WHAT TO WORK ON: Restate the complete material exactly.

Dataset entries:
__________________________________________________

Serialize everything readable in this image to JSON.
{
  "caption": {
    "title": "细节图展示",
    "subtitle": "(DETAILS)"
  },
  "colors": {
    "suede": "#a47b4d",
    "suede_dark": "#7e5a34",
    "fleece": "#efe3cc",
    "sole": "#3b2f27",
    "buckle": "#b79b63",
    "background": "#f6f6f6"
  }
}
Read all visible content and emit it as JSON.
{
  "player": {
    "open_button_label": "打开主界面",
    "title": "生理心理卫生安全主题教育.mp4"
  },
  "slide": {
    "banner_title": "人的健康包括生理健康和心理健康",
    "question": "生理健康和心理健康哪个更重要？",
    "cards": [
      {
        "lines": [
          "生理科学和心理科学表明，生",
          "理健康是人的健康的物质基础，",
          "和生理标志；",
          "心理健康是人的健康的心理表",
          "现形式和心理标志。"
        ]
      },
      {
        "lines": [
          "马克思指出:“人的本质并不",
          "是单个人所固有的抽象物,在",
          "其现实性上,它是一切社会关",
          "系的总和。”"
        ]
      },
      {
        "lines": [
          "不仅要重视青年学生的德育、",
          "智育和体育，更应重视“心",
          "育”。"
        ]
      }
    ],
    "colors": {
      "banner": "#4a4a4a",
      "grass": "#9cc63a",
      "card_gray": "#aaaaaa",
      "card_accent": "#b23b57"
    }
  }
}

__________________________________________________

FINISHED TASK:
Serialize everything readable in this image to JSON.
{
  "caption": {
    "title": "细节图展示",
    "subtitle": "(DETAILS)"
  },
  "colors": {
    "suede": "#a47b4d",
    "suede_dark": "#7e5a34",
    "fleece": "#efe3cc",
    "sole": "#3b2f27",
    "buckle": "#b79b63",
    "background": "#f6f6f6"
  }
}
Read all visible content and emit it as JSON.
{
  "player": {
    "open_button_label": "打开主界面",
    "title": "生理心理卫生安全主题教育.mp4"
  },
  "slide": {
    "banner_title": "人的健康包括生理健康和心理健康",
    "question": "生理健康和心理健康哪个更重要？",
    "cards": [
      {
        "lines": [
          "生理科学和心理科学表明，生",
          "理健康是人的健康的物质基础，",
          "和生理标志；",
          "心理健康是人的健康的心理表",
          "现形式和心理标志。"
        ]
      },
      {
        "lines": [
          "马克思指出:“人的本质并不",
          "是单个人所固有的抽象物,在",
          "其现实性上,它是一切社会关",
          "系的总和。”"
        ]
      },
      {
        "lines": [
          "不仅要重视青年学生的德育、",
          "智育和体育，更应重视“心",
          "育”。"
        ]
      }
    ],
    "colors": {
      "banner": "#4a4a4a",
      "grass": "#9cc63a",
      "card_gray": "#aaaaaa",
      "card_accent": "#b23b57"
    }
  }
}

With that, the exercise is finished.